▸ Exercise brief
Your task is to filter the data below down to the lines holding "Ingegneria".

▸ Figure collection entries
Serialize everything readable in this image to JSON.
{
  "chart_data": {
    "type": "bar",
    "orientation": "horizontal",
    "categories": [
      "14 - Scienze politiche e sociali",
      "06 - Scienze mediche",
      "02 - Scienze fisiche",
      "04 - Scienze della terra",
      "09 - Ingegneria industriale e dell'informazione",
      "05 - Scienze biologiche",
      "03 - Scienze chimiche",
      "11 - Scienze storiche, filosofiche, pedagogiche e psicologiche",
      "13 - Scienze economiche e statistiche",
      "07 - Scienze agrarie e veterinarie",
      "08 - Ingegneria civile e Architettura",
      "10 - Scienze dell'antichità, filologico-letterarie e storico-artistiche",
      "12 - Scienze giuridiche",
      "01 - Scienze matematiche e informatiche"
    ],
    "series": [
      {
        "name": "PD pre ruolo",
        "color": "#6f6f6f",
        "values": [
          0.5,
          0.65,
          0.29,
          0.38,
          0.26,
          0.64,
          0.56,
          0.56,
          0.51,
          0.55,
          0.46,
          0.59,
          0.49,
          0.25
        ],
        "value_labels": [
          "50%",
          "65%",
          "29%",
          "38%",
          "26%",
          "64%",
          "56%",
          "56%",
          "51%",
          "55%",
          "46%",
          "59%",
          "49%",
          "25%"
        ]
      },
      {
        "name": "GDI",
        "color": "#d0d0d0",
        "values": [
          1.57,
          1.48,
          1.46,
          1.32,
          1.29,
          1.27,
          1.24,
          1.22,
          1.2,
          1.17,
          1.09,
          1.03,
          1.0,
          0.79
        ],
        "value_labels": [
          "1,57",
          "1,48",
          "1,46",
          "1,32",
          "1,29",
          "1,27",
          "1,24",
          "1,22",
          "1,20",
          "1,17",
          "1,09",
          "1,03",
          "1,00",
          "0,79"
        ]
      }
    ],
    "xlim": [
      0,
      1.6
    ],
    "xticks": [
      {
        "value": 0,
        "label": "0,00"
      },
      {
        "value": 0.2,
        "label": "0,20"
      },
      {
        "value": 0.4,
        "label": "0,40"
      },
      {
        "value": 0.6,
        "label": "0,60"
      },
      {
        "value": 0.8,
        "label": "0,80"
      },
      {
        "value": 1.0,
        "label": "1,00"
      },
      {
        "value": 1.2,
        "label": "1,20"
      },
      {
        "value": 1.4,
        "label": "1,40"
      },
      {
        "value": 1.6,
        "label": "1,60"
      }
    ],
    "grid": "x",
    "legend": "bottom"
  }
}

▸ Response to the exercise
      "09 - Ingegneria industriale e dell'informazione",
      "08 - Ingegneria civile e Architettura",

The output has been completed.